▶ **Work request**:
Go through the material below and count the lines containing the word "codon". Give that number by itself.

▶ **Provided records**:
○ ○ ○

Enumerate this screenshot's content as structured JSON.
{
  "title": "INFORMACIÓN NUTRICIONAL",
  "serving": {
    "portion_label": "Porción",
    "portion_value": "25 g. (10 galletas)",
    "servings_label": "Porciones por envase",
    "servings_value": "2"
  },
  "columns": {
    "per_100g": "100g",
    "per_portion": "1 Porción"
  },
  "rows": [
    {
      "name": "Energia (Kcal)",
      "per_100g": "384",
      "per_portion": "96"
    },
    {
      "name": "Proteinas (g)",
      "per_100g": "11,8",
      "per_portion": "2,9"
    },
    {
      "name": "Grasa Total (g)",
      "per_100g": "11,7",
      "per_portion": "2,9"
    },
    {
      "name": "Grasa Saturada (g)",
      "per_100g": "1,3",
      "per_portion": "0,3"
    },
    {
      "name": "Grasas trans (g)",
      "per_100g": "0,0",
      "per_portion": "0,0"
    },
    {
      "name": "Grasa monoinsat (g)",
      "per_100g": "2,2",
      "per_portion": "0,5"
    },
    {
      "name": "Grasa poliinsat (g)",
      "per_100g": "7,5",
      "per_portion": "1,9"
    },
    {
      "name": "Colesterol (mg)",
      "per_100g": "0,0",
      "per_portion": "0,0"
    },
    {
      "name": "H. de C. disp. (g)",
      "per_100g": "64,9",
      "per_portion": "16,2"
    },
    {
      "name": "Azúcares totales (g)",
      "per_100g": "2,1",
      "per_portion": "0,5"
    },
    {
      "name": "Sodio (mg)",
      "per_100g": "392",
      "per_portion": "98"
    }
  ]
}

○ ○ ○

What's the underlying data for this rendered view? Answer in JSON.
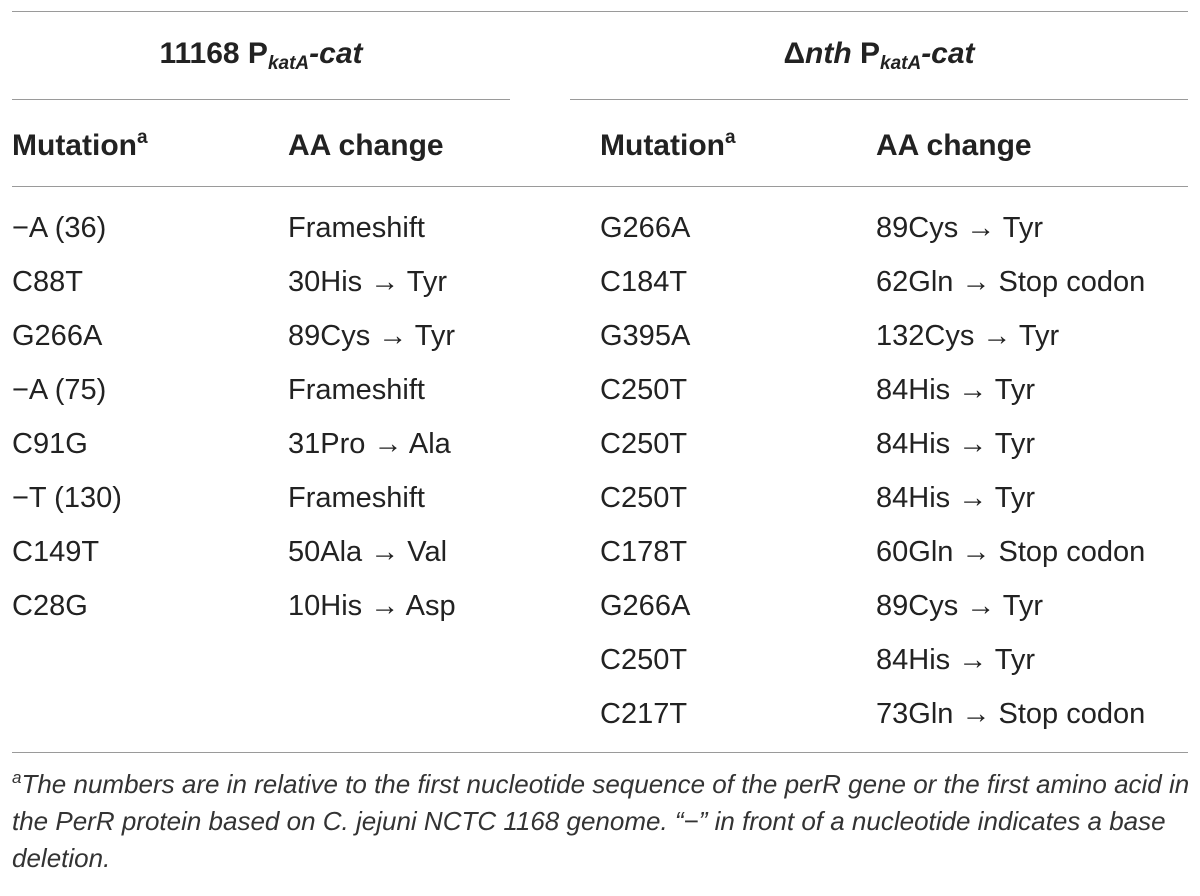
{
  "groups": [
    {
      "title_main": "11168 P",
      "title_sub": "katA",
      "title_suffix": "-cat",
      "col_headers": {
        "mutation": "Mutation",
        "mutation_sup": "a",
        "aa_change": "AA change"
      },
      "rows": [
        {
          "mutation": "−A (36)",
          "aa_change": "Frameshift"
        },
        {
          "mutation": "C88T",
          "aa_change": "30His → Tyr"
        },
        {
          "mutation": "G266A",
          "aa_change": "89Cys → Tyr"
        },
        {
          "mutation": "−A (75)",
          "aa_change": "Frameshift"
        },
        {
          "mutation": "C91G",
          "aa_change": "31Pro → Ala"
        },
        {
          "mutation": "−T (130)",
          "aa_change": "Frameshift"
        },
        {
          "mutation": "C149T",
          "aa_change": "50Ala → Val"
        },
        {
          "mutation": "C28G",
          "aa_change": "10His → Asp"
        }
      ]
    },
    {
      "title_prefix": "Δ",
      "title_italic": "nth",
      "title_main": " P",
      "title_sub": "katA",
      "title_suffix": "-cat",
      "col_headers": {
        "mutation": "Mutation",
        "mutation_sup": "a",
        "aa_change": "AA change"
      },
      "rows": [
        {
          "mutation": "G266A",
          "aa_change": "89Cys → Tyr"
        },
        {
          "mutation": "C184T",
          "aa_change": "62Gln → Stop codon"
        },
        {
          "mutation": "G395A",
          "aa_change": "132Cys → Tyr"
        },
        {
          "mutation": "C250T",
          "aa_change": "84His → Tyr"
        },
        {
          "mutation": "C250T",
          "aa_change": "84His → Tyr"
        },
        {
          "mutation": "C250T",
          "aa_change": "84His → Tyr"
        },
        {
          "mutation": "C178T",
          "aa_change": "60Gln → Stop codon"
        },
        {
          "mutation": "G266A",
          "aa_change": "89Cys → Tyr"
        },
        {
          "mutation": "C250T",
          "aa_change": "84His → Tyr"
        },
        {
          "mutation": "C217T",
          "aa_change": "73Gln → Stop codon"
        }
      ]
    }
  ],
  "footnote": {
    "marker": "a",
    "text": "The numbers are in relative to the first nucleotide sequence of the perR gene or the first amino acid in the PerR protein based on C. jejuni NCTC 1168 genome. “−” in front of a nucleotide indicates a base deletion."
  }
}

○ ○ ○

▶ **Reply to the task**:
3